### Stated goal
Below are some entries. Copy each line that holds the string "PAPE".

◇ ◇ ◇ ◇ ◇

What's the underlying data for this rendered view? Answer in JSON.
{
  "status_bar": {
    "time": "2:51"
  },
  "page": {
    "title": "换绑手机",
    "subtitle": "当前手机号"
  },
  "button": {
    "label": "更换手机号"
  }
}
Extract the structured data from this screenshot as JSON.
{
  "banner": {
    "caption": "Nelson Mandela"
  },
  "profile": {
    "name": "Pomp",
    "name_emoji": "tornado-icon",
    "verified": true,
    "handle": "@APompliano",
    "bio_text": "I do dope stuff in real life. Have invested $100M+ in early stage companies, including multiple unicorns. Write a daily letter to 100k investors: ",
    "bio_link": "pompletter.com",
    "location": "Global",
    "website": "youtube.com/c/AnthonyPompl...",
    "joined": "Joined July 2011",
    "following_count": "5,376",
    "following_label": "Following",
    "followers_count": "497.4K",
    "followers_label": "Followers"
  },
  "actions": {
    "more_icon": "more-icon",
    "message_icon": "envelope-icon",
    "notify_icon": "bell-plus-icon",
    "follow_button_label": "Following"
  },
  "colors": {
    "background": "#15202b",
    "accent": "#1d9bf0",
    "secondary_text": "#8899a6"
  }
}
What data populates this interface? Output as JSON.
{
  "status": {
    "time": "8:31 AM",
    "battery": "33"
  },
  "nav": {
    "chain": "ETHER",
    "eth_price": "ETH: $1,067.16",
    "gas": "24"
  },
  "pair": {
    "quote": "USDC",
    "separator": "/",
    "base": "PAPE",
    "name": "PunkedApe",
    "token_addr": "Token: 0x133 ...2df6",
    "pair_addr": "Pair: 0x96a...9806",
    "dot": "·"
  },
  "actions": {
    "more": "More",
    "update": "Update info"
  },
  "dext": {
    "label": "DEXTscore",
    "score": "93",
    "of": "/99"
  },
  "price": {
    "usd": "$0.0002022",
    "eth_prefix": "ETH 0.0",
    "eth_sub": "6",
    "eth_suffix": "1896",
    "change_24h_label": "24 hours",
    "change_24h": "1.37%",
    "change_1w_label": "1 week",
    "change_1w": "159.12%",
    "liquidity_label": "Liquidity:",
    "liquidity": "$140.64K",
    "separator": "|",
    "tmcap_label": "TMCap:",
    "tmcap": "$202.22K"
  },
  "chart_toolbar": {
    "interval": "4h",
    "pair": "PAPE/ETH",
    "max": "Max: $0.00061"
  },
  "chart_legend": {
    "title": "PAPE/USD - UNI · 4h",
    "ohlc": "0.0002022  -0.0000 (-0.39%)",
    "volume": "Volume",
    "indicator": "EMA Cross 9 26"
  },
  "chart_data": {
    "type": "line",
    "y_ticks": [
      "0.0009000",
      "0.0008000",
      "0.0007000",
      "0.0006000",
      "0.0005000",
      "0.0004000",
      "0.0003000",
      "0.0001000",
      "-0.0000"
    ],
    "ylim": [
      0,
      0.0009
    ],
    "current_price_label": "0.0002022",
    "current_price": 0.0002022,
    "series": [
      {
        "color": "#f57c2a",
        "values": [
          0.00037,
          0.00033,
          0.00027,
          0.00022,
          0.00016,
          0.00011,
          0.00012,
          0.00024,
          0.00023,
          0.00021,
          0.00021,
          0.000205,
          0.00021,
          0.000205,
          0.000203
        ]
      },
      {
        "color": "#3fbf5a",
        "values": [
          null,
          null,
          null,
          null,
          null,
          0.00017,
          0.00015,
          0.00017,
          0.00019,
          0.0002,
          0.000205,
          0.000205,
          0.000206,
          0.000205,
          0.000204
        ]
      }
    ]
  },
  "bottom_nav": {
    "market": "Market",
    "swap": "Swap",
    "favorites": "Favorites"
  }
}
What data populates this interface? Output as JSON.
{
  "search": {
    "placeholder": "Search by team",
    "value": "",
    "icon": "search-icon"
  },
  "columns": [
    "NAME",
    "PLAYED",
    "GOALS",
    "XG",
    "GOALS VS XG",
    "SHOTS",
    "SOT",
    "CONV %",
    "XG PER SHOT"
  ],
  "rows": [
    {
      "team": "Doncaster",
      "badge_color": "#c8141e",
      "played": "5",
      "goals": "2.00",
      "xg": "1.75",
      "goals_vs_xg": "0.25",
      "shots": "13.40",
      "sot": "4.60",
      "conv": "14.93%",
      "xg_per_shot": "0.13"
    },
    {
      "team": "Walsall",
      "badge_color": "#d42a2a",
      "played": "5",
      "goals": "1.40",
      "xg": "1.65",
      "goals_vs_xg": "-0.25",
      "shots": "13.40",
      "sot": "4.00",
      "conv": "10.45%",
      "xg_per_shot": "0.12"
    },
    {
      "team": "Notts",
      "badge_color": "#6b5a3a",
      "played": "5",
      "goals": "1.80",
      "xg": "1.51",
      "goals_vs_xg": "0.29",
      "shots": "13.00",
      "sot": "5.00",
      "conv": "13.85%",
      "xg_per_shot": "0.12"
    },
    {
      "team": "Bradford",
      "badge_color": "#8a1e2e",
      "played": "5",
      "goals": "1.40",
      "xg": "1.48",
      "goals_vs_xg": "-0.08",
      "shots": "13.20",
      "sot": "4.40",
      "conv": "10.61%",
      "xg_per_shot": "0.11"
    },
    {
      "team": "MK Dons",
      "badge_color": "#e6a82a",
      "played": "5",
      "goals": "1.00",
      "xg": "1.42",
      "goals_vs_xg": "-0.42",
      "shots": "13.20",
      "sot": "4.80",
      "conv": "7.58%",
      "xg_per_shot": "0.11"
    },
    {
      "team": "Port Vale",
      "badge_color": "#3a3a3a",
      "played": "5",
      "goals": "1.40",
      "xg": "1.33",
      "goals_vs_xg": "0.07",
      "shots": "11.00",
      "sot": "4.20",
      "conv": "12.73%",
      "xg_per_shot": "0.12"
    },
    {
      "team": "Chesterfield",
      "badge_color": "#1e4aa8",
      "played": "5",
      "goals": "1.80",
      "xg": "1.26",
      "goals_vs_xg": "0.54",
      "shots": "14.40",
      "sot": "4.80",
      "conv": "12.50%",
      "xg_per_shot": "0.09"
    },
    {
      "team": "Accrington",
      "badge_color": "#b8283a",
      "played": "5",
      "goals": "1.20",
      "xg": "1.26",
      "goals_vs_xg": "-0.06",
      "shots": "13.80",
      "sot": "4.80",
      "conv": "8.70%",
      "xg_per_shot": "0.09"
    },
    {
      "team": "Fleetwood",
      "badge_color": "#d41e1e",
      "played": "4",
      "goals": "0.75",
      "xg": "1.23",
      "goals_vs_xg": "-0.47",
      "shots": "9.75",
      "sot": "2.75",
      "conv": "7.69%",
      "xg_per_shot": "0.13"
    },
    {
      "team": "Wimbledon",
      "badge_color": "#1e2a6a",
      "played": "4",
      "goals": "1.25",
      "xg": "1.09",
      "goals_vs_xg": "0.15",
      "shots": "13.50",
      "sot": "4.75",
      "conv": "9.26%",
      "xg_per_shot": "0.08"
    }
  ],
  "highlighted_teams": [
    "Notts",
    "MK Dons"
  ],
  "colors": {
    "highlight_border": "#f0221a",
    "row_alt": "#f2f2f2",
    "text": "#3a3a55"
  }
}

◇ ◇ ◇ ◇ ◇

### Response
    "base": "PAPE",
    "pair": "PAPE/ETH",
    "title": "PAPE/USD - UNI · 4h",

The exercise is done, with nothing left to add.